- **INSTRUCTIONS TO FOLLOW**: Quote every entry word for word.

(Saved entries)
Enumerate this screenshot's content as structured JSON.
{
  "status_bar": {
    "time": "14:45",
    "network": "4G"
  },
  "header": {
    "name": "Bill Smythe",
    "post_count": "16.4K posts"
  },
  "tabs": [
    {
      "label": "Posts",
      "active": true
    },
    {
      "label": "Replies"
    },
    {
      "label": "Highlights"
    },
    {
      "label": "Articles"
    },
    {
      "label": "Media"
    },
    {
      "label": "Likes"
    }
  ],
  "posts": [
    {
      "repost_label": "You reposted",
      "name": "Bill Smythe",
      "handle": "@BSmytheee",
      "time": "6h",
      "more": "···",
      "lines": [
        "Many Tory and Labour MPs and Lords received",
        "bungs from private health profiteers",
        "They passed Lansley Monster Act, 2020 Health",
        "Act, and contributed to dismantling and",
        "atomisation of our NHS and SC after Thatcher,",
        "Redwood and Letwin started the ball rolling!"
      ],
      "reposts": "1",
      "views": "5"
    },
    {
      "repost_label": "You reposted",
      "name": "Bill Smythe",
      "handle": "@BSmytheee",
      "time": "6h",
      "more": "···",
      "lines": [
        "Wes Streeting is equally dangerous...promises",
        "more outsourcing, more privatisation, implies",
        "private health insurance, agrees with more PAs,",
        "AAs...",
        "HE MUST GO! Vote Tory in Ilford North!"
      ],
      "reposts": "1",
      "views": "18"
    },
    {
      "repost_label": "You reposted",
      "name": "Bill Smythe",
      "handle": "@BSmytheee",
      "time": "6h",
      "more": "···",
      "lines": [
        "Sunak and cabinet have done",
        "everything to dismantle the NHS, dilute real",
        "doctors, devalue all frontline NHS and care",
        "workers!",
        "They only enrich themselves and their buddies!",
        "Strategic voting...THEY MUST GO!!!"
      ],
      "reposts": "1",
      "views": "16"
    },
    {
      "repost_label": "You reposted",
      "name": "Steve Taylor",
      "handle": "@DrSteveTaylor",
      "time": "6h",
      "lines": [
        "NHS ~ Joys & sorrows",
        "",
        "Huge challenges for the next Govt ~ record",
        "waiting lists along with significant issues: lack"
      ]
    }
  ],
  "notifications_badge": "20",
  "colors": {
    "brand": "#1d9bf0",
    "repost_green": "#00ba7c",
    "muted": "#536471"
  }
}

- **EXERCISE SOLUTION**:
Enumerate this screenshot's content as structured JSON.
{
  "status_bar": {
    "time": "14:45",
    "network": "4G"
  },
  "header": {
    "name": "Bill Smythe",
    "post_count": "16.4K posts"
  },
  "tabs": [
    {
      "label": "Posts",
      "active": true
    },
    {
      "label": "Replies"
    },
    {
      "label": "Highlights"
    },
    {
      "label": "Articles"
    },
    {
      "label": "Media"
    },
    {
      "label": "Likes"
    }
  ],
  "posts": [
    {
      "repost_label": "You reposted",
      "name": "Bill Smythe",
      "handle": "@BSmytheee",
      "time": "6h",
      "more": "···",
      "lines": [
        "Many Tory and Labour MPs and Lords received",
        "bungs from private health profiteers",
        "They passed Lansley Monster Act, 2020 Health",
        "Act, and contributed to dismantling and",
        "atomisation of our NHS and SC after Thatcher,",
        "Redwood and Letwin started the ball rolling!"
      ],
      "reposts": "1",
      "views": "5"
    },
    {
      "repost_label": "You reposted",
      "name": "Bill Smythe",
      "handle": "@BSmytheee",
      "time": "6h",
      "more": "···",
      "lines": [
        "Wes Streeting is equally dangerous...promises",
        "more outsourcing, more privatisation, implies",
        "private health insurance, agrees with more PAs,",
        "AAs...",
        "HE MUST GO! Vote Tory in Ilford North!"
      ],
      "reposts": "1",
      "views": "18"
    },
    {
      "repost_label": "You reposted",
      "name": "Bill Smythe",
      "handle": "@BSmytheee",
      "time": "6h",
      "more": "···",
      "lines": [
        "Sunak and cabinet have done",
        "everything to dismantle the NHS, dilute real",
        "doctors, devalue all frontline NHS and care",
        "workers!",
        "They only enrich themselves and their buddies!",
        "Strategic voting...THEY MUST GO!!!"
      ],
      "reposts": "1",
      "views": "16"
    },
    {
      "repost_label": "You reposted",
      "name": "Steve Taylor",
      "handle": "@DrSteveTaylor",
      "time": "6h",
      "lines": [
        "NHS ~ Joys & sorrows",
        "",
        "Huge challenges for the next Govt ~ record",
        "waiting lists along with significant issues: lack"
      ]
    }
  ],
  "notifications_badge": "20",
  "colors": {
    "brand": "#1d9bf0",
    "repost_green": "#00ba7c",
    "muted": "#536471"
  }
}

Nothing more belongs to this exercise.